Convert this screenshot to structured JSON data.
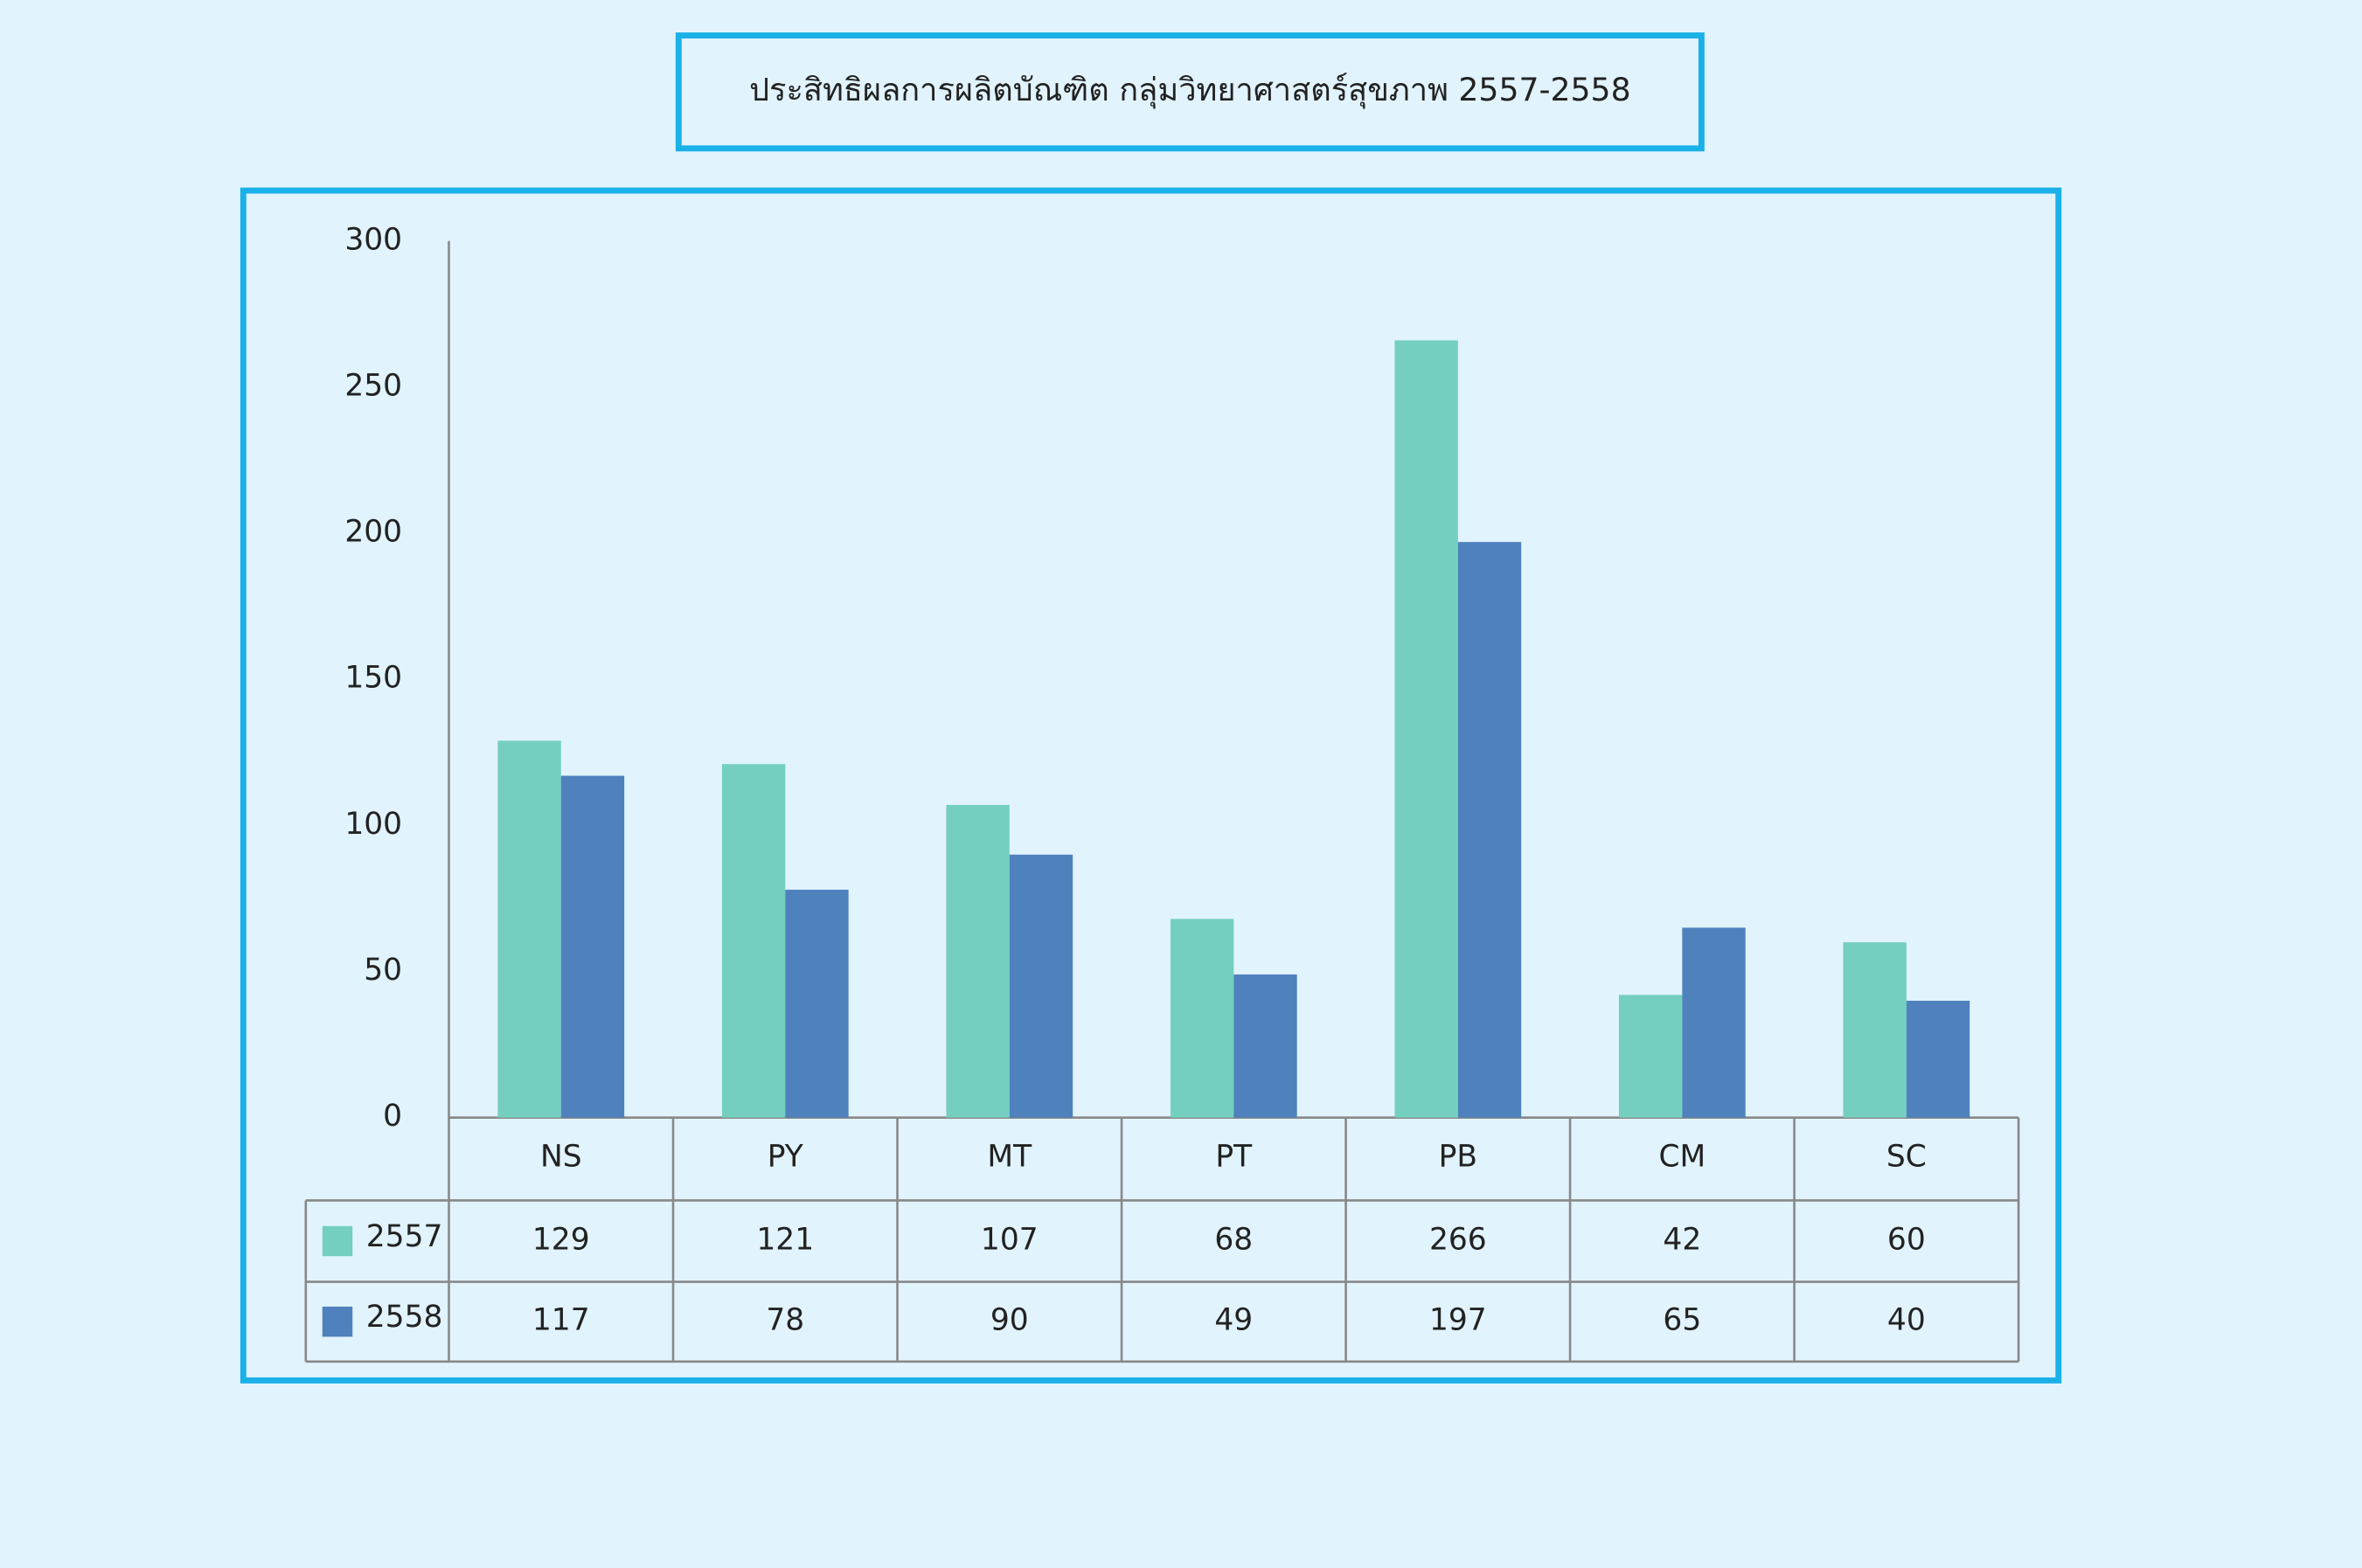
{
  "chart_data": {
    "type": "bar",
    "title": "ประสิทธิผลการผลิตบัณฑิต  กลุ่มวิทยาศาสตร์สุขภาพ  2557-2558",
    "categories": [
      "NS",
      "PY",
      "MT",
      "PT",
      "PB",
      "CM",
      "SC"
    ],
    "series": [
      {
        "name": "2557",
        "color": "#74cfc0",
        "values": [
          129,
          121,
          107,
          68,
          266,
          42,
          60
        ]
      },
      {
        "name": "2558",
        "color": "#4f81bd",
        "values": [
          117,
          78,
          90,
          49,
          197,
          65,
          40
        ]
      }
    ],
    "ylim": [
      0,
      300
    ],
    "yticks": [
      0,
      50,
      100,
      150,
      200,
      250,
      300
    ],
    "grid": false
  }
}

### Goal of the exercise:
All of the lines above should be printed exactly, minus the pictures.

### Result:
Convert this screenshot to structured JSON data.
{
  "chart_data": {
    "type": "bar",
    "title": "ประสิทธิผลการผลิตบัณฑิต  กลุ่มวิทยาศาสตร์สุขภาพ  2557-2558",
    "categories": [
      "NS",
      "PY",
      "MT",
      "PT",
      "PB",
      "CM",
      "SC"
    ],
    "series": [
      {
        "name": "2557",
        "color": "#74cfc0",
        "values": [
          129,
          121,
          107,
          68,
          266,
          42,
          60
        ]
      },
      {
        "name": "2558",
        "color": "#4f81bd",
        "values": [
          117,
          78,
          90,
          49,
          197,
          65,
          40
        ]
      }
    ],
    "ylim": [
      0,
      300
    ],
    "yticks": [
      0,
      50,
      100,
      150,
      200,
      250,
      300
    ],
    "grid": false
  }
}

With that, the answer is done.